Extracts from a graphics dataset
>> begin

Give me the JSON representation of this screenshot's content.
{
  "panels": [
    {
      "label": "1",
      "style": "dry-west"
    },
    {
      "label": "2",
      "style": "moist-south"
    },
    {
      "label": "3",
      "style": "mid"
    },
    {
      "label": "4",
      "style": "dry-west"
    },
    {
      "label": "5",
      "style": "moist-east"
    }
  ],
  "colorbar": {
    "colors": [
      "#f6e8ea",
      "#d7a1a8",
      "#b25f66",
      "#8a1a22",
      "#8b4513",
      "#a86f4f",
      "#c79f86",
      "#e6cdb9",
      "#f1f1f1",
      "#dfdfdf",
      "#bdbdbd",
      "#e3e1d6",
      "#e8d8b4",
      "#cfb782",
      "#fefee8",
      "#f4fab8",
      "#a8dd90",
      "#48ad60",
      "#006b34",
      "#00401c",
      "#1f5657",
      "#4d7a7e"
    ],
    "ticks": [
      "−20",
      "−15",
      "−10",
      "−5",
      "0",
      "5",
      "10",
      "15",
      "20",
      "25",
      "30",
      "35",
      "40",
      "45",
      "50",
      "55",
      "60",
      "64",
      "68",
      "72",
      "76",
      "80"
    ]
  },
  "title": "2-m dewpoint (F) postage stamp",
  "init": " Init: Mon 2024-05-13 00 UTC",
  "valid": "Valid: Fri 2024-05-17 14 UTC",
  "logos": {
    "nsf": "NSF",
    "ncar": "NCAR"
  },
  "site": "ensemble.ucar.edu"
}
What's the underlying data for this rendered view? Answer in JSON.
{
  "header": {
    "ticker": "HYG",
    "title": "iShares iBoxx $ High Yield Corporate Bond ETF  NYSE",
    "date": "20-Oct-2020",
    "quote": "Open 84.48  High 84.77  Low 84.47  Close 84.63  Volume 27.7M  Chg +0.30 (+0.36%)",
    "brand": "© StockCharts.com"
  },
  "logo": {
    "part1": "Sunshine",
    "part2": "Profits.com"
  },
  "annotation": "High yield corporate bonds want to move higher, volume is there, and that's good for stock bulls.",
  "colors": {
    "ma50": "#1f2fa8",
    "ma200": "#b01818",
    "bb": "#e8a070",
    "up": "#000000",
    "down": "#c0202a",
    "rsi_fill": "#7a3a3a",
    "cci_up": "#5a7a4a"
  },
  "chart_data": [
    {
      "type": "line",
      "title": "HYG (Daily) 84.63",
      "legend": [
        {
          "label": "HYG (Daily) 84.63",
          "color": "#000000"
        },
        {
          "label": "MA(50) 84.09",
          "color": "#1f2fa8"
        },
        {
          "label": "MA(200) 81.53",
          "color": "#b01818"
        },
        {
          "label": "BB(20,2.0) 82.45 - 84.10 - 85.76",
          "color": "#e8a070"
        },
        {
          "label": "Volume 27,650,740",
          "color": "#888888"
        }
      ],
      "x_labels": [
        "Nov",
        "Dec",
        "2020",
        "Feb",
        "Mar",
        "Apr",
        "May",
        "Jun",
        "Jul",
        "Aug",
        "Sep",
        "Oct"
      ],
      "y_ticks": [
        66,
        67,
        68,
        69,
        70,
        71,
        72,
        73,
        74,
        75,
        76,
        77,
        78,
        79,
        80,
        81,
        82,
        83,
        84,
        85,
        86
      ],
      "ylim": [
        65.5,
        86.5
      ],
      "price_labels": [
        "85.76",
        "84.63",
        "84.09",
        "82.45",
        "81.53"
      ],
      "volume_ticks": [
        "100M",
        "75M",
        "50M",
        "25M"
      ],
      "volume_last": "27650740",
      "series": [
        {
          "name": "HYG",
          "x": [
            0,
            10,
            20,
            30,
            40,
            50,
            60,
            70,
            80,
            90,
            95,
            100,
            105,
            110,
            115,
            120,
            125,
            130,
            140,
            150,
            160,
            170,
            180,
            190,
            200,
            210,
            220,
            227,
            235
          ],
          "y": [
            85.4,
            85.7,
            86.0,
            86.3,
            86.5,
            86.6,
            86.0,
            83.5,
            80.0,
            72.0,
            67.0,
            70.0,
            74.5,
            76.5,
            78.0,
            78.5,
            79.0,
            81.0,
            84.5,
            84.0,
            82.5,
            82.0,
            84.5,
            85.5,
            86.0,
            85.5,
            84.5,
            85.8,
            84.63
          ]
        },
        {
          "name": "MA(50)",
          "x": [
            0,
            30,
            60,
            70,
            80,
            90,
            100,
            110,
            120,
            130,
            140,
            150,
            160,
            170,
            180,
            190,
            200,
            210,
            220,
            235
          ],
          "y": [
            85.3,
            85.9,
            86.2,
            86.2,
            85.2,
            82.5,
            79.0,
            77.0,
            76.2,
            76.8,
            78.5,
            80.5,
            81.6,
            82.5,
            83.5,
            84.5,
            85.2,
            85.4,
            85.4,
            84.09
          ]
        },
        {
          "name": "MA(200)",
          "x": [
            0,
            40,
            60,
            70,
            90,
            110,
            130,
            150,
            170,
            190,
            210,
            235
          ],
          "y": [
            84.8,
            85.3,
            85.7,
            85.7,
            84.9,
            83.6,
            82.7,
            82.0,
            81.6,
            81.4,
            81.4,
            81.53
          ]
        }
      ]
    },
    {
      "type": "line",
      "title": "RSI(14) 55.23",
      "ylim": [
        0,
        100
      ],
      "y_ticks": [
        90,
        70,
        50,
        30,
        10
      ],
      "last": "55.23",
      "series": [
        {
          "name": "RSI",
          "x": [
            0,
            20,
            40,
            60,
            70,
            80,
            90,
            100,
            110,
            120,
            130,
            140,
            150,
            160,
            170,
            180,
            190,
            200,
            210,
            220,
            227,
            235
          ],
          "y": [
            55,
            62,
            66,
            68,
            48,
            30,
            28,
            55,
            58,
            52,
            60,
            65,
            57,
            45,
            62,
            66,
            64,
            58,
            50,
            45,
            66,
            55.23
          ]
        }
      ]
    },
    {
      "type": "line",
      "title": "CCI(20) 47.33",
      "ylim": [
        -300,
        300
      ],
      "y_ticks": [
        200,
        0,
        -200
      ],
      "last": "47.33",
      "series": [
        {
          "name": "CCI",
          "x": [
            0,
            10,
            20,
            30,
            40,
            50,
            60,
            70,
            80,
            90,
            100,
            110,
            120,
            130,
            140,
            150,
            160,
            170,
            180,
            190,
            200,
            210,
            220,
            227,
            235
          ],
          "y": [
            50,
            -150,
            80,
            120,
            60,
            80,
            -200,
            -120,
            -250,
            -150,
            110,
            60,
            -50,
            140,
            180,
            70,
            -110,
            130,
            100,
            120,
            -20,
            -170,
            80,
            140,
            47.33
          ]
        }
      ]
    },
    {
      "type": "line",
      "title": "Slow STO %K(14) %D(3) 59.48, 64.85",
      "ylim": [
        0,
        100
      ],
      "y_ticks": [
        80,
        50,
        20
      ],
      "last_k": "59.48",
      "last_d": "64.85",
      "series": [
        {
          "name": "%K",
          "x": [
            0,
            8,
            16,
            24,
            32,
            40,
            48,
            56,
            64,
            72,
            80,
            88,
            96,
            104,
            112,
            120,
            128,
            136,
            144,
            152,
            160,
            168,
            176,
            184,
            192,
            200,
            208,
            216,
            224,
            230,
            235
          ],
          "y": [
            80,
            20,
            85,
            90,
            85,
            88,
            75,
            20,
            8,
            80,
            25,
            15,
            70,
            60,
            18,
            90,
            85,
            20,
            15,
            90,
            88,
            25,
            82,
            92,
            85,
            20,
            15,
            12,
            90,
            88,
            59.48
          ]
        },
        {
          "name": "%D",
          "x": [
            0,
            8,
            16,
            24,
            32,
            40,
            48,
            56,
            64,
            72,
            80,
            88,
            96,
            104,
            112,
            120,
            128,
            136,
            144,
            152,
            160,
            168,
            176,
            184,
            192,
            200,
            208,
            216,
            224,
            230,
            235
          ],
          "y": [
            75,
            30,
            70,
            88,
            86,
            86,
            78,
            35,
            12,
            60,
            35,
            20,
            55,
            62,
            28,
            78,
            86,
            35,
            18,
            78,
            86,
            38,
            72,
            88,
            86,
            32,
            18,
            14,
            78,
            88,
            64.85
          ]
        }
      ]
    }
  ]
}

>> end

▶ Problem requirements:
In the entries above, identify every line with the string "Daily".

▶ Correct response:
      "title": "HYG (Daily) 84.63",
          "label": "HYG (Daily) 84.63",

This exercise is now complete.